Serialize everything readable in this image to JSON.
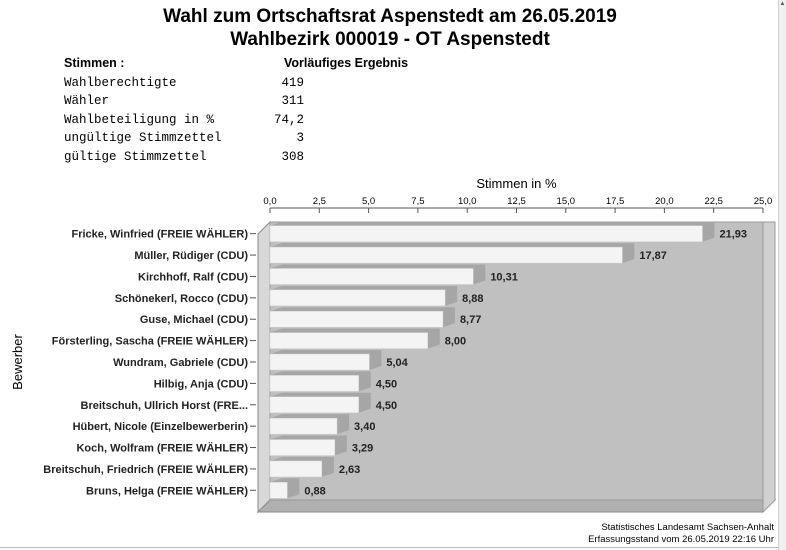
{
  "header": {
    "title_line1": "Wahl zum Ortschaftsrat Aspenstedt am 26.05.2019",
    "title_line2": "Wahlbezirk 000019 - OT Aspenstedt"
  },
  "stats": {
    "heading_left": "Stimmen  :",
    "heading_right": "Vorläufiges Ergebnis",
    "rows": [
      {
        "label": "Wahlberechtigte",
        "value": "419"
      },
      {
        "label": "Wähler",
        "value": "311"
      },
      {
        "label": "Wahlbeteiligung in %",
        "value": "74,2"
      },
      {
        "label": "ungültige Stimmzettel",
        "value": "3"
      },
      {
        "label": "gültige Stimmzettel",
        "value": "308"
      }
    ]
  },
  "chart_data": {
    "type": "bar",
    "orientation": "horizontal",
    "xlabel": "Stimmen in %",
    "ylabel": "Bewerber",
    "xlim": [
      0,
      25
    ],
    "ticks": [
      "0,0",
      "2,5",
      "5,0",
      "7,5",
      "10,0",
      "12,5",
      "15,0",
      "17,5",
      "20,0",
      "22,5",
      "25,0"
    ],
    "categories": [
      "Fricke, Winfried (FREIE WÄHLER)",
      "Müller, Rüdiger (CDU)",
      "Kirchhoff, Ralf (CDU)",
      "Schönekerl, Rocco (CDU)",
      "Guse, Michael (CDU)",
      "Försterling, Sascha (FREIE WÄHLER)",
      "Wundram, Gabriele (CDU)",
      "Hilbig, Anja (CDU)",
      "Breitschuh, Ullrich Horst (FRE...",
      "Hübert, Nicole (Einzelbewerberin)",
      "Koch, Wolfram (FREIE WÄHLER)",
      "Breitschuh, Friedrich (FREIE WÄHLER)",
      "Bruns, Helga (FREIE WÄHLER)"
    ],
    "values": [
      21.93,
      17.87,
      10.31,
      8.88,
      8.77,
      8.0,
      5.04,
      4.5,
      4.5,
      3.4,
      3.29,
      2.63,
      0.88
    ],
    "value_labels": [
      "21,93",
      "17,87",
      "10,31",
      "8,88",
      "8,77",
      "8,00",
      "5,04",
      "4,50",
      "4,50",
      "3,40",
      "3,29",
      "2,63",
      "0,88"
    ],
    "grid": false,
    "colors": {
      "plot_bg": "#c0c0c0",
      "plot_side": "#d8d8d8",
      "bar": "#f4f4f4",
      "bar_shadow": "#a6a6a6"
    }
  },
  "footer": {
    "line1": "Statistisches Landesamt Sachsen-Anhalt",
    "line2": "Erfassungsstand vom 26.05.2019 22:16 Uhr"
  }
}
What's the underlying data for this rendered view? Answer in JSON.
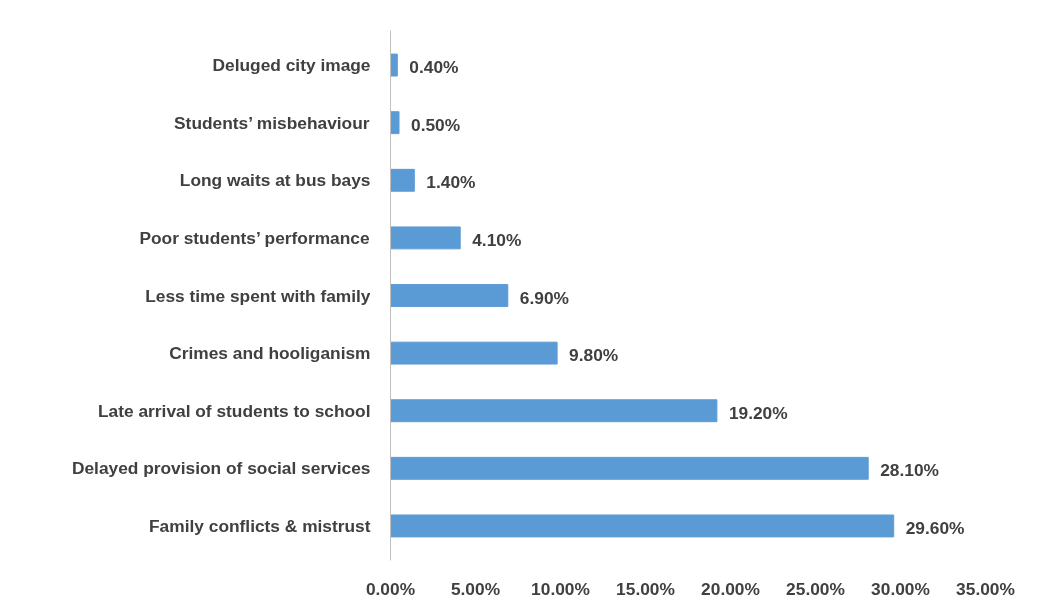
{
  "chart_data": {
    "type": "bar",
    "orientation": "horizontal",
    "categories": [
      "Deluged city image",
      "Students’ misbehaviour",
      "Long waits at bus bays",
      "Poor students’ performance",
      "Less time spent with family",
      "Crimes and hooliganism",
      "Late arrival of students to school",
      "Delayed provision of social services",
      "Family conflicts & mistrust"
    ],
    "values": [
      0.4,
      0.5,
      1.4,
      4.1,
      6.9,
      9.8,
      19.2,
      28.1,
      29.6
    ],
    "value_labels": [
      "0.40%",
      "0.50%",
      "1.40%",
      "4.10%",
      "6.90%",
      "9.80%",
      "19.20%",
      "28.10%",
      "29.60%"
    ],
    "color": "#5b9bd5",
    "xlim": [
      0,
      35
    ],
    "xticks": [
      {
        "value": 0,
        "label": "0.00%"
      },
      {
        "value": 5,
        "label": "5.00%"
      },
      {
        "value": 10,
        "label": "10.00%"
      },
      {
        "value": 15,
        "label": "15.00%"
      },
      {
        "value": 20,
        "label": "20.00%"
      },
      {
        "value": 25,
        "label": "25.00%"
      },
      {
        "value": 30,
        "label": "30.00%"
      },
      {
        "value": 35,
        "label": "35.00%"
      }
    ],
    "grid": false
  }
}
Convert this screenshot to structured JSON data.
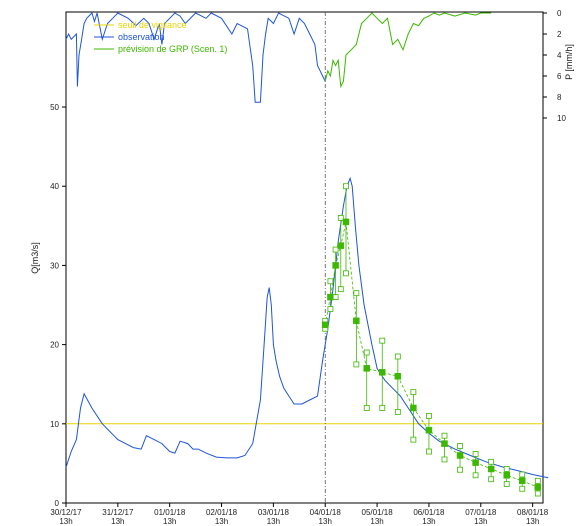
{
  "chart_data": {
    "type": "line",
    "ylabel": "Q[m3/s]",
    "y2label": "P [mm/h]",
    "ylim": [
      0,
      62
    ],
    "y_ticks": [
      "0",
      "10",
      "20",
      "30",
      "40",
      "50"
    ],
    "y2_ticks": [
      "0",
      "2",
      "4",
      "6",
      "8",
      "10"
    ],
    "y2lim": [
      0,
      10
    ],
    "xlim": [
      0,
      9.2
    ],
    "x_ticks": [
      {
        "date": "30/12/17",
        "hour": "13h",
        "x": 0
      },
      {
        "date": "31/12/17",
        "hour": "13h",
        "x": 1
      },
      {
        "date": "01/01/18",
        "hour": "13h",
        "x": 2
      },
      {
        "date": "02/01/18",
        "hour": "13h",
        "x": 3
      },
      {
        "date": "03/01/18",
        "hour": "13h",
        "x": 4
      },
      {
        "date": "04/01/18",
        "hour": "13h",
        "x": 5
      },
      {
        "date": "05/01/18",
        "hour": "13h",
        "x": 6
      },
      {
        "date": "06/01/18",
        "hour": "13h",
        "x": 7
      },
      {
        "date": "07/01/18",
        "hour": "13h",
        "x": 8
      },
      {
        "date": "08/01/18",
        "hour": "13h",
        "x": 9
      }
    ],
    "forecast_time": 5.0,
    "legend": {
      "position": "top-left",
      "threshold_label": "seuil de vigilance",
      "observation_label": "observation",
      "forecast_label": "prévision de GRP (Scen. 1)"
    },
    "threshold": {
      "value": 10,
      "color": "#e8d400"
    },
    "observation": {
      "color": "#1f55d8",
      "x": [
        0,
        0.1,
        0.2,
        0.28,
        0.35,
        0.5,
        0.7,
        1.0,
        1.3,
        1.45,
        1.55,
        1.7,
        1.85,
        2.0,
        2.1,
        2.2,
        2.35,
        2.45,
        2.55,
        2.7,
        2.9,
        3.1,
        3.3,
        3.45,
        3.6,
        3.75,
        3.82,
        3.88,
        3.92,
        3.96,
        4.0,
        4.05,
        4.12,
        4.2,
        4.3,
        4.4,
        4.55,
        4.7,
        4.85,
        4.95,
        5.05,
        5.15,
        5.25,
        5.35,
        5.42,
        5.48,
        5.52,
        5.58,
        5.65,
        5.75,
        5.9,
        6.0,
        6.15,
        6.3,
        6.45,
        6.6,
        6.8,
        7.0,
        7.2,
        7.5,
        7.8,
        8.1,
        8.4,
        8.7,
        9.0,
        9.3
      ],
      "y": [
        4.5,
        6.5,
        8,
        12,
        13.8,
        12,
        10,
        8,
        7,
        6.8,
        8.5,
        8,
        7.5,
        6.5,
        6.3,
        7.8,
        7.5,
        6.8,
        6.8,
        6.3,
        5.8,
        5.7,
        5.7,
        6,
        7.5,
        13,
        20,
        26,
        27.2,
        25,
        20,
        18,
        16,
        14.5,
        13.5,
        12.5,
        12.5,
        13,
        13.5,
        18,
        22,
        27,
        33,
        37.5,
        40,
        41,
        40,
        35,
        30,
        25,
        20,
        17,
        15.5,
        14.5,
        13.5,
        12,
        10,
        8.8,
        7.8,
        6.8,
        6,
        5.2,
        4.6,
        4.1,
        3.6,
        3.2
      ]
    },
    "forecast": {
      "color": "#3cb800",
      "x": [
        5.0,
        5.1,
        5.2,
        5.3,
        5.4,
        5.6,
        5.8,
        6.1,
        6.4,
        6.7,
        7.0,
        7.3,
        7.6,
        7.9,
        8.2,
        8.5,
        8.8,
        9.1
      ],
      "y": [
        22.5,
        26,
        30,
        32.5,
        35.5,
        23,
        17,
        16.5,
        16,
        12,
        9.2,
        7.5,
        6,
        5.1,
        4.3,
        3.5,
        2.8,
        2.0
      ],
      "lower": [
        22,
        24.5,
        26,
        27,
        29,
        17.5,
        12,
        12,
        11.5,
        8,
        6.5,
        5.5,
        4.2,
        3.5,
        3,
        2.4,
        1.8,
        1.2
      ],
      "upper": [
        23,
        28,
        32,
        36,
        40,
        26.5,
        19,
        20.5,
        18.5,
        14,
        11,
        8.5,
        7.2,
        6.2,
        5.2,
        4.3,
        3.6,
        2.8
      ]
    },
    "rain_observed": {
      "color": "#1f55d8",
      "x": [
        0,
        0.05,
        0.1,
        0.2,
        0.22,
        0.25,
        0.3,
        0.35,
        0.4,
        0.5,
        0.55,
        0.6,
        0.7,
        0.8,
        0.9,
        1.0,
        1.2,
        1.35,
        1.5,
        1.6,
        1.7,
        1.8,
        1.85,
        1.9,
        2.0,
        2.1,
        2.2,
        2.3,
        2.5,
        2.7,
        2.8,
        3.0,
        3.2,
        3.3,
        3.5,
        3.6,
        3.65,
        3.7,
        3.75,
        3.8,
        3.85,
        3.9,
        4.0,
        4.1,
        4.3,
        4.4,
        4.5,
        4.6,
        4.7,
        4.8,
        4.85,
        4.9,
        4.95,
        5.0
      ],
      "y": [
        2.5,
        2,
        2.5,
        2,
        7,
        4,
        2.5,
        1,
        0.5,
        0,
        0.8,
        0,
        2.5,
        1,
        0.5,
        0,
        0.5,
        1.2,
        0.5,
        1,
        2.5,
        1,
        3,
        1,
        0.5,
        0,
        0.3,
        1,
        0,
        0.5,
        0,
        0.5,
        2,
        1,
        1.5,
        5,
        8.5,
        8.5,
        8.5,
        4,
        2,
        0.5,
        1,
        0,
        0.5,
        2,
        0.5,
        1,
        2,
        3,
        5,
        5.5,
        6,
        6.5
      ]
    },
    "rain_forecast": {
      "color": "#3cb800",
      "x": [
        5.0,
        5.05,
        5.1,
        5.15,
        5.2,
        5.25,
        5.3,
        5.35,
        5.4,
        5.5,
        5.6,
        5.7,
        5.8,
        5.9,
        6.0,
        6.1,
        6.2,
        6.3,
        6.4,
        6.5,
        6.6,
        6.7,
        6.8,
        6.9,
        7.0,
        7.1,
        7.2,
        7.3,
        7.5,
        7.7,
        7.9,
        8.0,
        8.1,
        8.2
      ],
      "y": [
        6.5,
        5.5,
        6,
        4.5,
        5,
        4.5,
        7,
        6.5,
        4,
        3.5,
        3,
        1,
        0.5,
        0,
        0.5,
        1,
        0.5,
        3,
        2.5,
        3.5,
        2,
        1,
        1.2,
        0.5,
        0.3,
        0,
        0.2,
        0,
        0.3,
        0,
        0.2,
        0,
        0,
        0
      ]
    }
  }
}
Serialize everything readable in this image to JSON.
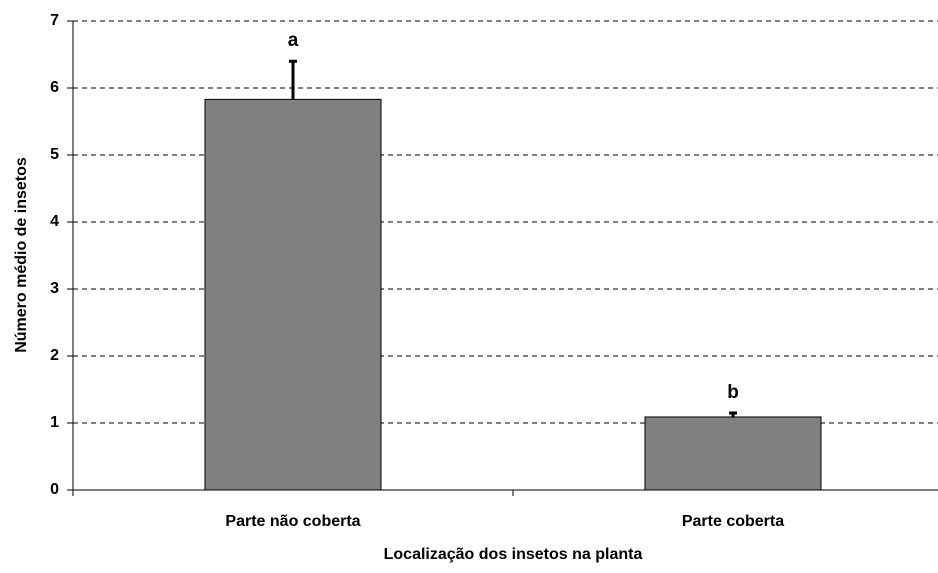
{
  "chart_data": {
    "type": "bar",
    "xlabel": "Localização dos insetos na planta",
    "ylabel": "Número médio de insetos",
    "categories": [
      "Parte não coberta",
      "Parte coberta"
    ],
    "values": [
      5.83,
      1.09
    ],
    "errors": [
      0.57,
      0.06
    ],
    "letters": [
      "a",
      "b"
    ],
    "color": "#808080",
    "ylim": [
      0,
      7
    ],
    "yticks": [
      0,
      1,
      2,
      3,
      4,
      5,
      6,
      7
    ],
    "grid": true
  }
}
##########
- **Written task**: Which lines contain "observation"? Copy each of them out.

- **Exercise output**:
      "observation_label": "observation",
    "observation": {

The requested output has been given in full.